(Short problem):
Report how many lines of the entries below contain the word "Option", and nothing more.

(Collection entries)
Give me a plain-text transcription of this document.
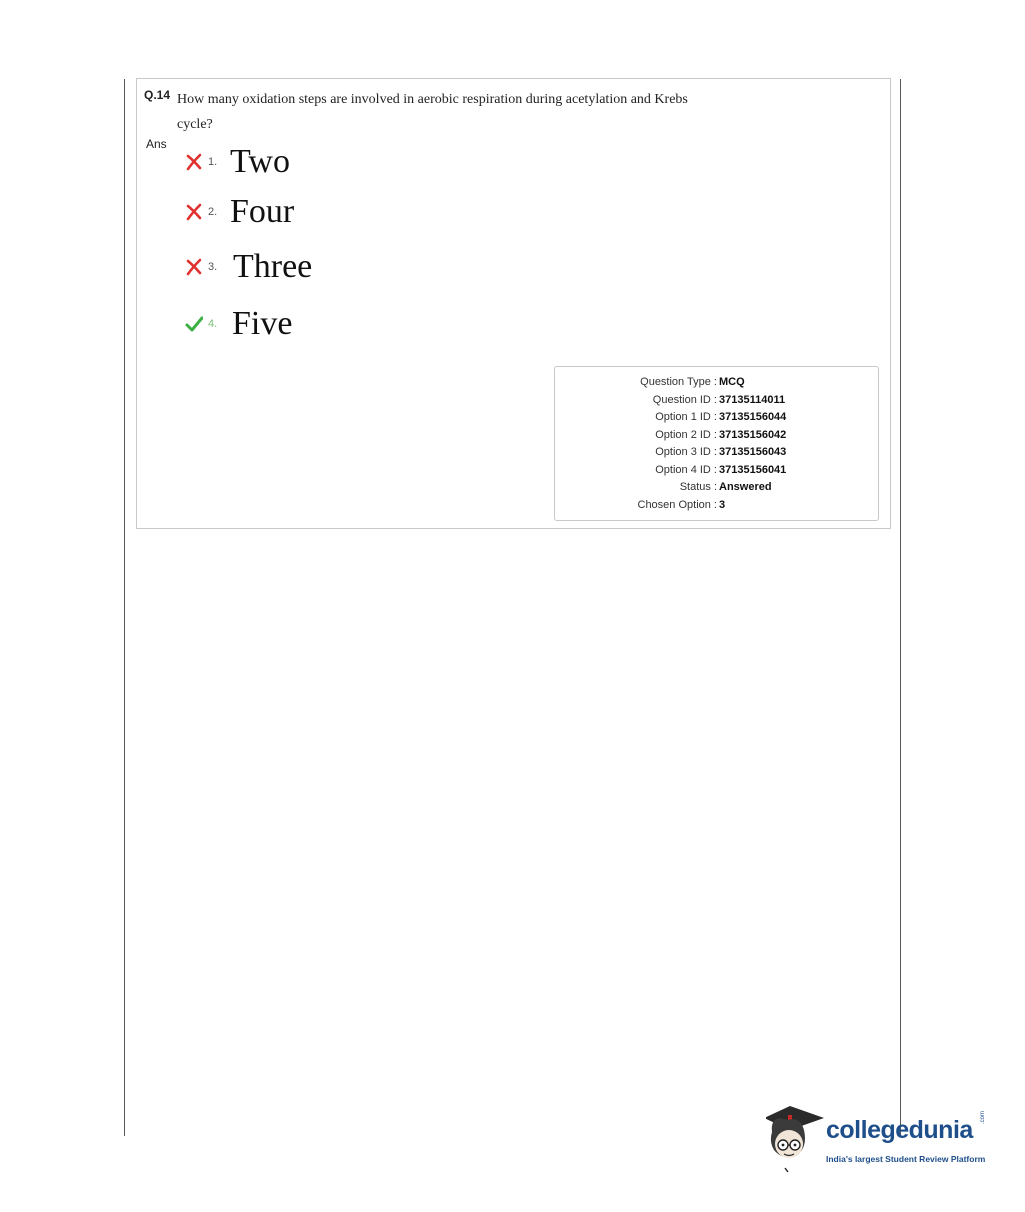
Q.14 How many oxidation steps are involved in aerobic respiration during acetylation and Krebs cycle?
Ans
1. Two
2. Four
3. Three
4. Five
Question Type : MCQ
Question ID : 37135114011
Option 1 ID : 37135156044
Option 2 ID : 37135156042
Option 3 ID : 37135156043
Option 4 ID : 37135156041
Status : Answered
Chosen Option : 3
collegedunia .com
India's largest Student Review Platform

(Answer):
5